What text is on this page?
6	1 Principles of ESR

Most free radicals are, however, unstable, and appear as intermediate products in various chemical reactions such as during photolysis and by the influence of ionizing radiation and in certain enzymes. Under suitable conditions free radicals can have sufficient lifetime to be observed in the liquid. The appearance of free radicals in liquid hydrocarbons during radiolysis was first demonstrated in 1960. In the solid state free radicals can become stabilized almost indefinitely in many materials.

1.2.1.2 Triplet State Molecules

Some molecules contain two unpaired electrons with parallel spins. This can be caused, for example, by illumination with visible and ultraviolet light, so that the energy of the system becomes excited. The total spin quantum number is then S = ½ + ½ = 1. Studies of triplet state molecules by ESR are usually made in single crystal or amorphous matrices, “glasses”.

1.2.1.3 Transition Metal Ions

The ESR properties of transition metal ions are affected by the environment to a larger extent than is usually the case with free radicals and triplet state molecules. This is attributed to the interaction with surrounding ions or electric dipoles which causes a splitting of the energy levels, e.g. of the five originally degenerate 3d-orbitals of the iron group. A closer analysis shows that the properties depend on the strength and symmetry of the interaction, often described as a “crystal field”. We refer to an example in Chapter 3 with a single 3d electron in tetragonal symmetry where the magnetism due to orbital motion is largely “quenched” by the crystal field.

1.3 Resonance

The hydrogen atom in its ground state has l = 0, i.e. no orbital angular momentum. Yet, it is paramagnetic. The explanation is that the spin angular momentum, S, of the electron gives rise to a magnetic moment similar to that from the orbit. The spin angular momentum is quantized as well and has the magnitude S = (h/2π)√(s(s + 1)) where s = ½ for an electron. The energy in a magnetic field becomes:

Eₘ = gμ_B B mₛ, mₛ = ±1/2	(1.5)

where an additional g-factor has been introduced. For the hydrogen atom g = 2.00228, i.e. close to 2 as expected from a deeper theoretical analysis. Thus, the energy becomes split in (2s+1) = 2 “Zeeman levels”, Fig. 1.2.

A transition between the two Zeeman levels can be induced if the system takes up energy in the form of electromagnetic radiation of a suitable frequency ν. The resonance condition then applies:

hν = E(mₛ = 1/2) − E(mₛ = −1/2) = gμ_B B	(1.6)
--
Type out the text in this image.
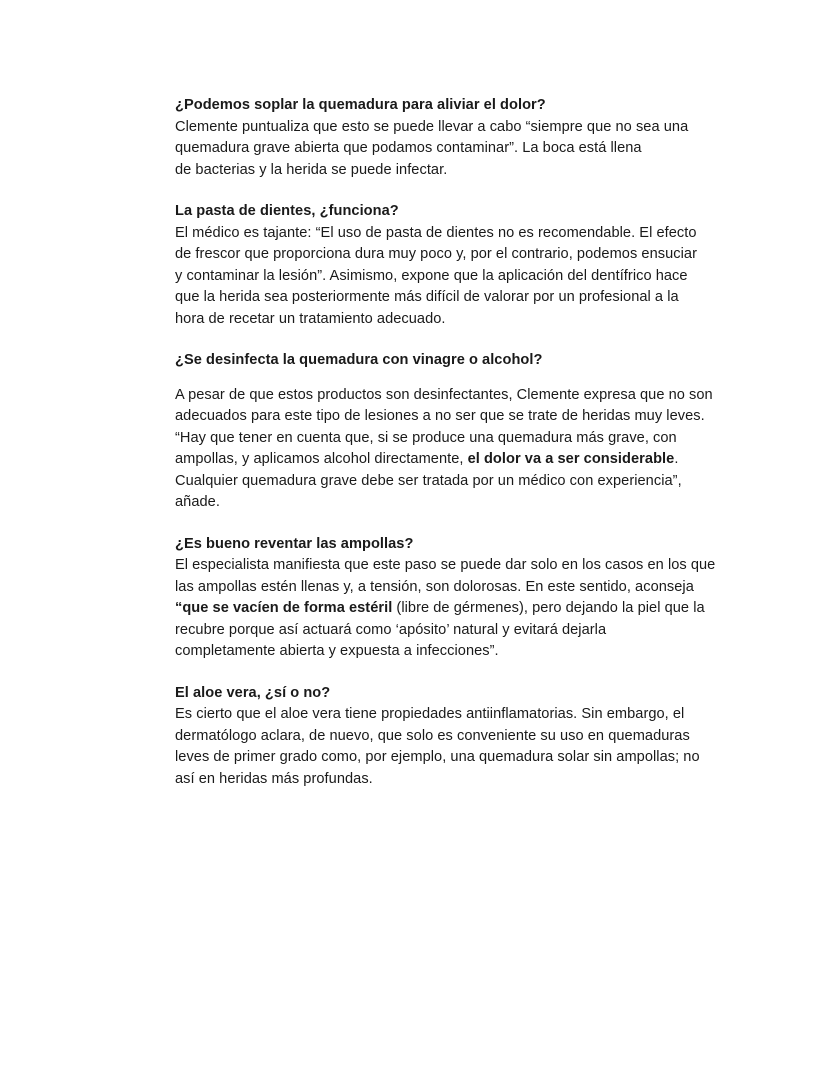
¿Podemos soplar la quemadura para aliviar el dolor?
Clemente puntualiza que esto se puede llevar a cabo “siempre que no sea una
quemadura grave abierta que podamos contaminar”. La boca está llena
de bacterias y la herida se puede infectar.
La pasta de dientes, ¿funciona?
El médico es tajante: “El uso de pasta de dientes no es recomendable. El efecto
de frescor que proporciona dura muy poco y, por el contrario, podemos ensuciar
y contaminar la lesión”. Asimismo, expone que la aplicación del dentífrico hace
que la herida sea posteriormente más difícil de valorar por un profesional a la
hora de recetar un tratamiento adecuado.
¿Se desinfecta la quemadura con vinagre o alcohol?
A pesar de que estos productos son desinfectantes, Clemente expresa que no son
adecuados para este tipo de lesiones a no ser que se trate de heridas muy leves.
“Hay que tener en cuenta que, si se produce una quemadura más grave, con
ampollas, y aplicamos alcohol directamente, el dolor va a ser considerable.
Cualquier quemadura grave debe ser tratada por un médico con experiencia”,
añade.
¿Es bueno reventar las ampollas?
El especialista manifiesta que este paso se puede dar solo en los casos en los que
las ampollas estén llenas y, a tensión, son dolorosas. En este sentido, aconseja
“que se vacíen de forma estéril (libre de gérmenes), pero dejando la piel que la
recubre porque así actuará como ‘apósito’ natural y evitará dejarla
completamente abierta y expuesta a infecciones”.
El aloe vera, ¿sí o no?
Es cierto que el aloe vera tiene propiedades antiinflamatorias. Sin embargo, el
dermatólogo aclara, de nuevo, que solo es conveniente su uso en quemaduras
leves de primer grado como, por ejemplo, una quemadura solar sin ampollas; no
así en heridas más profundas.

=== WHAT YOU WILL DO ===
Go through the records above and return each line in which the word "aloe" occurs.

=== SOLUTION FOR THIS TASK ===
El aloe vera, ¿sí o no?
Es cierto que el aloe vera tiene propiedades antiinflamatorias. Sin embargo, el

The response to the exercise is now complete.